All of the listing below must be repeated word for word. Pictures are the only thing to omit.
◆ ◆ ◆ ◆
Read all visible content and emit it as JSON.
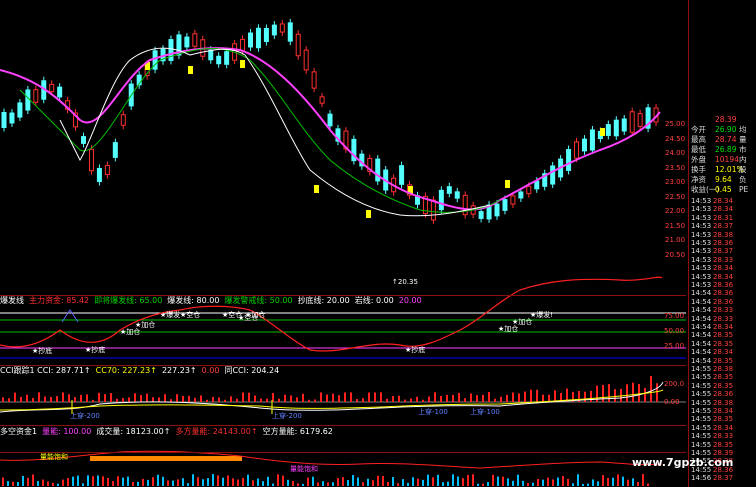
{
  "price_panel": {
    "low_marker": "20.35",
    "axis_ticks": [
      "25.00",
      "24.50",
      "24.00",
      "23.50",
      "23.00",
      "22.50",
      "22.00",
      "21.50",
      "21.00",
      "20.50"
    ]
  },
  "panel2": {
    "items": [
      {
        "text": "爆发线",
        "color": "#ffffff"
      },
      {
        "text": "主力资金: 85.42",
        "color": "#ff3030"
      },
      {
        "text": "即将爆发线: 65.00",
        "color": "#00d000"
      },
      {
        "text": "爆发线: 80.00",
        "color": "#ffffff"
      },
      {
        "text": "爆发警戒线: 50.00",
        "color": "#00d000"
      },
      {
        "text": "抄底线: 20.00",
        "color": "#ffffff"
      },
      {
        "text": "岩线: 0.00",
        "color": "#ffffff"
      },
      {
        "text": "20.00",
        "color": "#ff40ff"
      }
    ],
    "axis_ticks": [
      "75.00",
      "50.00",
      "25.00"
    ],
    "labels": [
      "★抄底",
      "★抄底",
      "★加仓",
      "★加仓",
      "★空仓",
      "★空仓",
      "★爆发",
      "★加仓",
      "★空仓",
      "★抄底",
      "★加仓",
      "★加仓",
      "★爆发!"
    ]
  },
  "panel3": {
    "items": [
      {
        "text": "CCI跟踪1 CCI: 287.71↑",
        "color": "#ffffff"
      },
      {
        "text": "CC70: 227.23↑",
        "color": "#ffff00"
      },
      {
        "text": "227.23↑",
        "color": "#ffffff"
      },
      {
        "text": "0.00",
        "color": "#ff4040"
      },
      {
        "text": "同CCI: 204.24",
        "color": "#ffffff"
      }
    ],
    "axis_ticks": [
      "200.0",
      "0.00"
    ],
    "labels": [
      "上穿-200",
      "上穿-200",
      "上穿-100",
      "上穿-100"
    ]
  },
  "panel4": {
    "items": [
      {
        "text": "多空资金1",
        "color": "#ffffff"
      },
      {
        "text": "量能: 100.00",
        "color": "#ff40ff"
      },
      {
        "text": "成交量: 18123.00↑",
        "color": "#ffffff"
      },
      {
        "text": "多方量能: 24143.00↑",
        "color": "#ff3030"
      },
      {
        "text": "空方量能: 6179.62",
        "color": "#ffffff"
      }
    ],
    "labels": [
      "量能饱和",
      "量能饱和"
    ]
  },
  "quote": {
    "rows": [
      {
        "k": "",
        "v": "28.39",
        "x": "",
        "color": "#ff4040"
      },
      {
        "k": "今开",
        "v": "26.90",
        "x": "均",
        "color": "#00e000"
      },
      {
        "k": "最高",
        "v": "28.74",
        "x": "量",
        "color": "#ff4040"
      },
      {
        "k": "最低",
        "v": "26.89",
        "x": "市",
        "color": "#00e000"
      },
      {
        "k": "外盘",
        "v": "10194",
        "x": "内",
        "color": "#ff4040"
      },
      {
        "k": "换手",
        "v": "12.01%",
        "x": "股",
        "color": "#ffff00"
      },
      {
        "k": "净资",
        "v": "9.64",
        "x": "负",
        "color": "#ffff00"
      },
      {
        "k": "收益(一)",
        "v": "0.45",
        "x": "PE",
        "color": "#ffff00"
      }
    ]
  },
  "ticks": {
    "rows": [
      {
        "t": "14:53",
        "p": "28.34"
      },
      {
        "t": "14:53",
        "p": "28.34"
      },
      {
        "t": "14:53",
        "p": "28.31"
      },
      {
        "t": "14:53",
        "p": "28.37"
      },
      {
        "t": "14:53",
        "p": "28.38"
      },
      {
        "t": "14:53",
        "p": "28.36"
      },
      {
        "t": "14:53",
        "p": "28.37"
      },
      {
        "t": "14:53",
        "p": "28.33"
      },
      {
        "t": "14:53",
        "p": "28.34"
      },
      {
        "t": "14:53",
        "p": "28.34"
      },
      {
        "t": "14:53",
        "p": "28.36"
      },
      {
        "t": "14:54",
        "p": "28.36"
      },
      {
        "t": "14:54",
        "p": "28.36"
      },
      {
        "t": "14:54",
        "p": "28.33"
      },
      {
        "t": "14:54",
        "p": "28.33"
      },
      {
        "t": "14:54",
        "p": "28.34"
      },
      {
        "t": "14:54",
        "p": "28.35"
      },
      {
        "t": "14:54",
        "p": "28.35"
      },
      {
        "t": "14:54",
        "p": "28.34"
      },
      {
        "t": "14:54",
        "p": "28.35"
      },
      {
        "t": "14:55",
        "p": "28.38"
      },
      {
        "t": "14:55",
        "p": "28.35"
      },
      {
        "t": "14:55",
        "p": "28.35"
      },
      {
        "t": "14:55",
        "p": "28.36"
      },
      {
        "t": "14:55",
        "p": "28.38"
      },
      {
        "t": "14:55",
        "p": "28.34"
      },
      {
        "t": "14:55",
        "p": "28.35"
      },
      {
        "t": "14:55",
        "p": "28.34"
      },
      {
        "t": "14:55",
        "p": "28.33"
      },
      {
        "t": "14:55",
        "p": "28.35"
      },
      {
        "t": "14:55",
        "p": "28.39"
      },
      {
        "t": "14:55",
        "p": "28.38"
      },
      {
        "t": "14:55",
        "p": "28.36"
      },
      {
        "t": "14:56",
        "p": "28.37"
      }
    ]
  },
  "watermark": "www.7gpzb.com",
  "colors": {
    "up": "#ff3030",
    "down": "#54ffff",
    "ma_fast": "#ffffff",
    "ma_mid": "#ffff00",
    "ma_slow": "#ff40ff",
    "grid": "#8a1010"
  }
}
◆ ◆ ◆ ◆
:: SOLUTION TO THE PROBLEM ::
Read all visible content and emit it as JSON.
{
  "price_panel": {
    "low_marker": "20.35",
    "axis_ticks": [
      "25.00",
      "24.50",
      "24.00",
      "23.50",
      "23.00",
      "22.50",
      "22.00",
      "21.50",
      "21.00",
      "20.50"
    ]
  },
  "panel2": {
    "items": [
      {
        "text": "爆发线",
        "color": "#ffffff"
      },
      {
        "text": "主力资金: 85.42",
        "color": "#ff3030"
      },
      {
        "text": "即将爆发线: 65.00",
        "color": "#00d000"
      },
      {
        "text": "爆发线: 80.00",
        "color": "#ffffff"
      },
      {
        "text": "爆发警戒线: 50.00",
        "color": "#00d000"
      },
      {
        "text": "抄底线: 20.00",
        "color": "#ffffff"
      },
      {
        "text": "岩线: 0.00",
        "color": "#ffffff"
      },
      {
        "text": "20.00",
        "color": "#ff40ff"
      }
    ],
    "axis_ticks": [
      "75.00",
      "50.00",
      "25.00"
    ],
    "labels": [
      "★抄底",
      "★抄底",
      "★加仓",
      "★加仓",
      "★空仓",
      "★空仓",
      "★爆发",
      "★加仓",
      "★空仓",
      "★抄底",
      "★加仓",
      "★加仓",
      "★爆发!"
    ]
  },
  "panel3": {
    "items": [
      {
        "text": "CCI跟踪1 CCI: 287.71↑",
        "color": "#ffffff"
      },
      {
        "text": "CC70: 227.23↑",
        "color": "#ffff00"
      },
      {
        "text": "227.23↑",
        "color": "#ffffff"
      },
      {
        "text": "0.00",
        "color": "#ff4040"
      },
      {
        "text": "同CCI: 204.24",
        "color": "#ffffff"
      }
    ],
    "axis_ticks": [
      "200.0",
      "0.00"
    ],
    "labels": [
      "上穿-200",
      "上穿-200",
      "上穿-100",
      "上穿-100"
    ]
  },
  "panel4": {
    "items": [
      {
        "text": "多空资金1",
        "color": "#ffffff"
      },
      {
        "text": "量能: 100.00",
        "color": "#ff40ff"
      },
      {
        "text": "成交量: 18123.00↑",
        "color": "#ffffff"
      },
      {
        "text": "多方量能: 24143.00↑",
        "color": "#ff3030"
      },
      {
        "text": "空方量能: 6179.62",
        "color": "#ffffff"
      }
    ],
    "labels": [
      "量能饱和",
      "量能饱和"
    ]
  },
  "quote": {
    "rows": [
      {
        "k": "",
        "v": "28.39",
        "x": "",
        "color": "#ff4040"
      },
      {
        "k": "今开",
        "v": "26.90",
        "x": "均",
        "color": "#00e000"
      },
      {
        "k": "最高",
        "v": "28.74",
        "x": "量",
        "color": "#ff4040"
      },
      {
        "k": "最低",
        "v": "26.89",
        "x": "市",
        "color": "#00e000"
      },
      {
        "k": "外盘",
        "v": "10194",
        "x": "内",
        "color": "#ff4040"
      },
      {
        "k": "换手",
        "v": "12.01%",
        "x": "股",
        "color": "#ffff00"
      },
      {
        "k": "净资",
        "v": "9.64",
        "x": "负",
        "color": "#ffff00"
      },
      {
        "k": "收益(一)",
        "v": "0.45",
        "x": "PE",
        "color": "#ffff00"
      }
    ]
  },
  "ticks": {
    "rows": [
      {
        "t": "14:53",
        "p": "28.34"
      },
      {
        "t": "14:53",
        "p": "28.34"
      },
      {
        "t": "14:53",
        "p": "28.31"
      },
      {
        "t": "14:53",
        "p": "28.37"
      },
      {
        "t": "14:53",
        "p": "28.38"
      },
      {
        "t": "14:53",
        "p": "28.36"
      },
      {
        "t": "14:53",
        "p": "28.37"
      },
      {
        "t": "14:53",
        "p": "28.33"
      },
      {
        "t": "14:53",
        "p": "28.34"
      },
      {
        "t": "14:53",
        "p": "28.34"
      },
      {
        "t": "14:53",
        "p": "28.36"
      },
      {
        "t": "14:54",
        "p": "28.36"
      },
      {
        "t": "14:54",
        "p": "28.36"
      },
      {
        "t": "14:54",
        "p": "28.33"
      },
      {
        "t": "14:54",
        "p": "28.33"
      },
      {
        "t": "14:54",
        "p": "28.34"
      },
      {
        "t": "14:54",
        "p": "28.35"
      },
      {
        "t": "14:54",
        "p": "28.35"
      },
      {
        "t": "14:54",
        "p": "28.34"
      },
      {
        "t": "14:54",
        "p": "28.35"
      },
      {
        "t": "14:55",
        "p": "28.38"
      },
      {
        "t": "14:55",
        "p": "28.35"
      },
      {
        "t": "14:55",
        "p": "28.35"
      },
      {
        "t": "14:55",
        "p": "28.36"
      },
      {
        "t": "14:55",
        "p": "28.38"
      },
      {
        "t": "14:55",
        "p": "28.34"
      },
      {
        "t": "14:55",
        "p": "28.35"
      },
      {
        "t": "14:55",
        "p": "28.34"
      },
      {
        "t": "14:55",
        "p": "28.33"
      },
      {
        "t": "14:55",
        "p": "28.35"
      },
      {
        "t": "14:55",
        "p": "28.39"
      },
      {
        "t": "14:55",
        "p": "28.38"
      },
      {
        "t": "14:55",
        "p": "28.36"
      },
      {
        "t": "14:56",
        "p": "28.37"
      }
    ]
  },
  "watermark": "www.7gpzb.com",
  "colors": {
    "up": "#ff3030",
    "down": "#54ffff",
    "ma_fast": "#ffffff",
    "ma_mid": "#ffff00",
    "ma_slow": "#ff40ff",
    "grid": "#8a1010"
  }
}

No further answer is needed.